**TASK PROMPT**:
Answer with one number only: the number of lines that contain "Artificial".
** START OF ENTRIES SUPPLIED **
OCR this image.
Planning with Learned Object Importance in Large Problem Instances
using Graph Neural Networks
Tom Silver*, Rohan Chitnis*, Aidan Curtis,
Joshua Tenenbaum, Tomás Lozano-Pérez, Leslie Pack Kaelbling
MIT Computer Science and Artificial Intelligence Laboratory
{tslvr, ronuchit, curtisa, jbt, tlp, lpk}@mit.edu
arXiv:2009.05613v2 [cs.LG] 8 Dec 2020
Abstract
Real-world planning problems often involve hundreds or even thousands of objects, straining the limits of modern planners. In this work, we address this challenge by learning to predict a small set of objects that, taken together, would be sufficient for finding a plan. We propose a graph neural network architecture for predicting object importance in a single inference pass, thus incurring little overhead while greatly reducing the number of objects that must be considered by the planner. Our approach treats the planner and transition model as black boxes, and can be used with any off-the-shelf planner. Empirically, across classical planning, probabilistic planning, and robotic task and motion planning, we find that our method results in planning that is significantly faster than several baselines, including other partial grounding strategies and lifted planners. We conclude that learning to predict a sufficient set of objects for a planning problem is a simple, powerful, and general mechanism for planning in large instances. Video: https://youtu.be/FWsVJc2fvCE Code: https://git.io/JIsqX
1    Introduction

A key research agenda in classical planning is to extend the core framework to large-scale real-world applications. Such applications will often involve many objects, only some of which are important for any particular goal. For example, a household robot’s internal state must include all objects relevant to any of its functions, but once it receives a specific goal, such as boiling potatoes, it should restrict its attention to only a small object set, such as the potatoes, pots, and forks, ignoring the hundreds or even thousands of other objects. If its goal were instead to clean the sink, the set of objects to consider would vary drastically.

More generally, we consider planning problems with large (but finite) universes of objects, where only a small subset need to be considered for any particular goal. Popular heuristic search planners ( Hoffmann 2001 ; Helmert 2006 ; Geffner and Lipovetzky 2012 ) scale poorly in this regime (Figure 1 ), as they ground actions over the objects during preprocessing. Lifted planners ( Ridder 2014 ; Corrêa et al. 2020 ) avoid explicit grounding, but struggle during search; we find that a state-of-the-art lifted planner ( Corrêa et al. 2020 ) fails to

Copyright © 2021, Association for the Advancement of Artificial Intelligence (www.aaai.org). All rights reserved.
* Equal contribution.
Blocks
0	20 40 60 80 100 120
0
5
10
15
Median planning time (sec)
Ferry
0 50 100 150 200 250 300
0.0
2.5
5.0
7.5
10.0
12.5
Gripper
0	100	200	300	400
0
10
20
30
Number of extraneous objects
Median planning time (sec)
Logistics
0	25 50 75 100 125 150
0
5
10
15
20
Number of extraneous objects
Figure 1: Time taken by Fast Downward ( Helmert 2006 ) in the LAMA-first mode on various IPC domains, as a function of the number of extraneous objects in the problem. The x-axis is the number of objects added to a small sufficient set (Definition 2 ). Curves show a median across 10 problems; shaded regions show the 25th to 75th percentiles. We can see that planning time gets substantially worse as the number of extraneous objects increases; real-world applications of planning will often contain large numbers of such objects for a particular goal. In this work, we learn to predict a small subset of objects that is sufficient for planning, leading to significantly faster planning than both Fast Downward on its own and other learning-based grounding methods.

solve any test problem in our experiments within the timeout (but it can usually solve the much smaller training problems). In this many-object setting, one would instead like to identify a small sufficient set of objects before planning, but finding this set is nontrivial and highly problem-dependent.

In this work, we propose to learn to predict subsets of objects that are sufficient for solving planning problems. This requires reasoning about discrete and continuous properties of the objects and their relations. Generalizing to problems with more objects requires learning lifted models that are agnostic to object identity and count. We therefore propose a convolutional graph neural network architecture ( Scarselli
** END OF ENTRIES SUPPLIED **
**TASK RESULT**:
2